:: MATERIAL ::

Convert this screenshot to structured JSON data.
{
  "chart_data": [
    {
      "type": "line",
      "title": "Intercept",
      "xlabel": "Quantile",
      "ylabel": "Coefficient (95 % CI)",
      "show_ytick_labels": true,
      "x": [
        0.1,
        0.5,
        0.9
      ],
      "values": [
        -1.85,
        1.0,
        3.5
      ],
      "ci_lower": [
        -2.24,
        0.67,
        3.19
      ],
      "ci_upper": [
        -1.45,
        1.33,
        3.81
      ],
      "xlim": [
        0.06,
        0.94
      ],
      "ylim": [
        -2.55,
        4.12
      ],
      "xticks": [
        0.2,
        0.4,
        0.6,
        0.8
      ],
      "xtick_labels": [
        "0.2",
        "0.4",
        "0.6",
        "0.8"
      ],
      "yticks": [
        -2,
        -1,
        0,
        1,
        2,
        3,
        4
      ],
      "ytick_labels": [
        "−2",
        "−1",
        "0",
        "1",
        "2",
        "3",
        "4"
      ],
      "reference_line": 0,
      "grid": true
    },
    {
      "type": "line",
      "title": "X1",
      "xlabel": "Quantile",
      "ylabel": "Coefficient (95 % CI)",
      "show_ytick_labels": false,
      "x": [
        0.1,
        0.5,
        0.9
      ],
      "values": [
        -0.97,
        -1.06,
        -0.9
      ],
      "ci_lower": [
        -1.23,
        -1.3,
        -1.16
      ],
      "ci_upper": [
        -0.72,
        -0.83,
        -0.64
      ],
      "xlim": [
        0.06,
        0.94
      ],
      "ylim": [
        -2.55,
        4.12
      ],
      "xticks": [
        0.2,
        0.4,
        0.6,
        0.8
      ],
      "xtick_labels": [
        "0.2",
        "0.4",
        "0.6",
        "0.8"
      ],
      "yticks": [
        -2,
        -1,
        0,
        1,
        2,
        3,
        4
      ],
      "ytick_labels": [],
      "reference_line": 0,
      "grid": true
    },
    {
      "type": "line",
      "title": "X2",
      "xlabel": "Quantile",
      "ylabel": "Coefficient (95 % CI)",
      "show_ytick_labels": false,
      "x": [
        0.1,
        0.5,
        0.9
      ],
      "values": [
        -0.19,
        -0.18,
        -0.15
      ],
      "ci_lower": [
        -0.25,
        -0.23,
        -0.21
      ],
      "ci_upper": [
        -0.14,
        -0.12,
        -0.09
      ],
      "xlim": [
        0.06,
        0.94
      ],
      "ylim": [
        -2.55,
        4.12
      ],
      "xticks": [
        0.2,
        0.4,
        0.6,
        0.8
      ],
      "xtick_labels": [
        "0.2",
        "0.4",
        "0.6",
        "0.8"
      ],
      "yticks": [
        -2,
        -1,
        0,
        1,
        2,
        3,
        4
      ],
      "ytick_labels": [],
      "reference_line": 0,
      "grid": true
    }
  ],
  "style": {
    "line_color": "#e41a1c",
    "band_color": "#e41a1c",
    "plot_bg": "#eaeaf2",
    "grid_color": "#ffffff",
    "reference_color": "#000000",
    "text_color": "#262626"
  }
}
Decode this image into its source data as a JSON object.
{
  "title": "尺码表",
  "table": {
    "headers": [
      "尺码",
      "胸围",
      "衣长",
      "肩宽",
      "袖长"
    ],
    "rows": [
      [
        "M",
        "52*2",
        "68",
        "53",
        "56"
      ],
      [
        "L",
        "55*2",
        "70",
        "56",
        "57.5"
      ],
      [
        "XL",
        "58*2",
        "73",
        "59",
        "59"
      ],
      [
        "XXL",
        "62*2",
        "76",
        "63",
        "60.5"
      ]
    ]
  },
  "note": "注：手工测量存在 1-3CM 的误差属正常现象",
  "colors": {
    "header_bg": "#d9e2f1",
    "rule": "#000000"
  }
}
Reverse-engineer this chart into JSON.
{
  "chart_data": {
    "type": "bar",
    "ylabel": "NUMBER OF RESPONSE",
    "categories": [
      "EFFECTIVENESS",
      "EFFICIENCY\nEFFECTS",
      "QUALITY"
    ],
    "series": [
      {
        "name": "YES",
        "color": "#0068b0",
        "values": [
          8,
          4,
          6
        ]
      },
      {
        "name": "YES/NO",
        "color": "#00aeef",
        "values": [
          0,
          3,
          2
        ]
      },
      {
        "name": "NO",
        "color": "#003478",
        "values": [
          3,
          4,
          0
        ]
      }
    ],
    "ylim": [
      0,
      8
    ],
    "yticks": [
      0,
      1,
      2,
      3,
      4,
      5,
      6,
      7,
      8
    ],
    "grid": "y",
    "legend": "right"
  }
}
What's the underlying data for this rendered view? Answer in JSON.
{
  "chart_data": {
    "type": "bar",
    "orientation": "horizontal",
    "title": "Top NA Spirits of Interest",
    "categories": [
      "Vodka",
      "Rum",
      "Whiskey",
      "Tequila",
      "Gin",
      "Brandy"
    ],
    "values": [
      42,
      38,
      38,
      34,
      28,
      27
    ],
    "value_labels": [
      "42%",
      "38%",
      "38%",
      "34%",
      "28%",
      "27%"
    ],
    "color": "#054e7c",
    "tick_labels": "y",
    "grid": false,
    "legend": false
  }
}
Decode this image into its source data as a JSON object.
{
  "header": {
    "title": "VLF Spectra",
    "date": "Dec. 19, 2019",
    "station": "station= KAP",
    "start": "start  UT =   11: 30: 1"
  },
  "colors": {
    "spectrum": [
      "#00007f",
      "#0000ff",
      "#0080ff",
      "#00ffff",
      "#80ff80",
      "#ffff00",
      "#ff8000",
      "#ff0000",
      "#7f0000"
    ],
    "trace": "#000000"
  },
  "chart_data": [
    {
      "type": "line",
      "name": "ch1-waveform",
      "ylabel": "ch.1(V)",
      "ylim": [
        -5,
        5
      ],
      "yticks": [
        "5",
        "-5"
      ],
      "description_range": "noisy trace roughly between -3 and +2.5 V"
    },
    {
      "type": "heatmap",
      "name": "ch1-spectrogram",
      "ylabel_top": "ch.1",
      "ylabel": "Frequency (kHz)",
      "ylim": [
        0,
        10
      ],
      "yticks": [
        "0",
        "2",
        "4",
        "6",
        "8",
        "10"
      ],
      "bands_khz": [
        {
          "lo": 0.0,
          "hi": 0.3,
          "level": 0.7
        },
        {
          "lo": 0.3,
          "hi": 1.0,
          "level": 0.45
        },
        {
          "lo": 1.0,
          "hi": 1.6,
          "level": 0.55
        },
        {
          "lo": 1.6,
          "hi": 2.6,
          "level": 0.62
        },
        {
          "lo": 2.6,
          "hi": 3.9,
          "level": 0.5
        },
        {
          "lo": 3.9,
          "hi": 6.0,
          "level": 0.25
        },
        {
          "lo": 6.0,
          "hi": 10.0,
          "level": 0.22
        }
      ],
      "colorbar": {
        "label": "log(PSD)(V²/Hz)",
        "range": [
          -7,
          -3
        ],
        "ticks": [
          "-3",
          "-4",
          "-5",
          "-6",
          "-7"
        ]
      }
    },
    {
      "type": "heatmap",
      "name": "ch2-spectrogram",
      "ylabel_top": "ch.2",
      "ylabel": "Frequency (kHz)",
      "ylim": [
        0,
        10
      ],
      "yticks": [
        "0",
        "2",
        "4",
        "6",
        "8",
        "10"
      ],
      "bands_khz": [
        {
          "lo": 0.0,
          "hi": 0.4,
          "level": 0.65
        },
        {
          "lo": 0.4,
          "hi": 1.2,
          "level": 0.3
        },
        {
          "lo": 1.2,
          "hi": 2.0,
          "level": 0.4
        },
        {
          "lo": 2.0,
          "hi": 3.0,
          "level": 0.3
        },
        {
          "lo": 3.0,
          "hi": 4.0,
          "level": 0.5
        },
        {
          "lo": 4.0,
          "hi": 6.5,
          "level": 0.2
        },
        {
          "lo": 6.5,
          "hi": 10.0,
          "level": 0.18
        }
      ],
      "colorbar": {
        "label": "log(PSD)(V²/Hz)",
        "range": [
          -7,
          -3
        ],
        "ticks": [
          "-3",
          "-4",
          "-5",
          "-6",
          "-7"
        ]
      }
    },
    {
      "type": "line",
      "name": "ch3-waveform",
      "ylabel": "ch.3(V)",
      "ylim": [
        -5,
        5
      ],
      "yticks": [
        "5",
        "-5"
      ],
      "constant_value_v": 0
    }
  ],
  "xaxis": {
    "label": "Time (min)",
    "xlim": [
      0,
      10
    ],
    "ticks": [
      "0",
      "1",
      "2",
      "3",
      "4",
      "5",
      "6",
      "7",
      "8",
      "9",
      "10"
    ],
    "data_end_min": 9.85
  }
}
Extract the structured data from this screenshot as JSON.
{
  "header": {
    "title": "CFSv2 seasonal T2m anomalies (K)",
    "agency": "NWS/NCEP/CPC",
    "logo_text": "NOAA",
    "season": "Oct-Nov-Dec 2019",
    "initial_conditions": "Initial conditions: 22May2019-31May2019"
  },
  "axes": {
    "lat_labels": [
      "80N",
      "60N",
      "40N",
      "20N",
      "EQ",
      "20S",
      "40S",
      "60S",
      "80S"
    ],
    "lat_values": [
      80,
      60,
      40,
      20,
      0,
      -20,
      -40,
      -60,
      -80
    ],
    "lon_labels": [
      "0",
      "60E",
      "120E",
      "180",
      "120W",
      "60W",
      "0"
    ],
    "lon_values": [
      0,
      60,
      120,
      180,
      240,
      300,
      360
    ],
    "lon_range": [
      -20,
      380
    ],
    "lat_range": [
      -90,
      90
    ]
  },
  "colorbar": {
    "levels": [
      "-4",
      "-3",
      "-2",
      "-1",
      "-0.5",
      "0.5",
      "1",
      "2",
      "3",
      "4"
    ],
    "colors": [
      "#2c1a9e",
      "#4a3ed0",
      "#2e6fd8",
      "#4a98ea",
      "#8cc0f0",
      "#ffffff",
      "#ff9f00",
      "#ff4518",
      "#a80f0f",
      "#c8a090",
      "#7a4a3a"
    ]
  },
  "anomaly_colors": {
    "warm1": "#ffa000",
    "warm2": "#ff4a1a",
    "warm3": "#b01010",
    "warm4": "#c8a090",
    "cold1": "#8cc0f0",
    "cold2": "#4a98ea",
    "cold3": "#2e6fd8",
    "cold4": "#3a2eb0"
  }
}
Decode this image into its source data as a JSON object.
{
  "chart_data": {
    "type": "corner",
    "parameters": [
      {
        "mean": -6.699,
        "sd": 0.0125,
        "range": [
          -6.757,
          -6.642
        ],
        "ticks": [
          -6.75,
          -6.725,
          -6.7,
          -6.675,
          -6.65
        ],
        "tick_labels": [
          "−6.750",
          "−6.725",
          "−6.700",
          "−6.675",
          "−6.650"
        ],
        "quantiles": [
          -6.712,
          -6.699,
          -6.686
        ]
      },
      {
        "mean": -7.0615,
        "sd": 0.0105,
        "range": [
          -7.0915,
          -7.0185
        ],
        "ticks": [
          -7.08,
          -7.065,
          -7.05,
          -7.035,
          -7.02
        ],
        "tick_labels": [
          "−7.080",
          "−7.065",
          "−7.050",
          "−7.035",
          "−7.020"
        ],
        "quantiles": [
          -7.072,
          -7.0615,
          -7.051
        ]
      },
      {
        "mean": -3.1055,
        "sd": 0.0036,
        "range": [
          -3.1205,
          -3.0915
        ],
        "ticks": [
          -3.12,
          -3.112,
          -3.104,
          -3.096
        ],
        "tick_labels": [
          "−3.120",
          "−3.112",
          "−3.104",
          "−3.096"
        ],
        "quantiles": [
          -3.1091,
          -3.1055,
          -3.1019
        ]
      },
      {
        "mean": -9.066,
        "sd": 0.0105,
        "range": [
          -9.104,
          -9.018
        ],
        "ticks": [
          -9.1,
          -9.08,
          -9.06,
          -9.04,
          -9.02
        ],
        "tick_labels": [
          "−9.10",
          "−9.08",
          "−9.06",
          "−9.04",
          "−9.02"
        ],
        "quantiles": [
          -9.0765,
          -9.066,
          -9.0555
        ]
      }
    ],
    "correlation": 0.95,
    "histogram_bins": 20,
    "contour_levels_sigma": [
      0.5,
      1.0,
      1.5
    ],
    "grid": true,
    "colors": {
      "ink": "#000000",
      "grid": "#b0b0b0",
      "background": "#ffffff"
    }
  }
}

:::

- WHAT YOU WILL DO:
Across the material above, how many lines include the string "spectrogram"? Only the number is wanted.

- PROBLEM SOLUTION:
2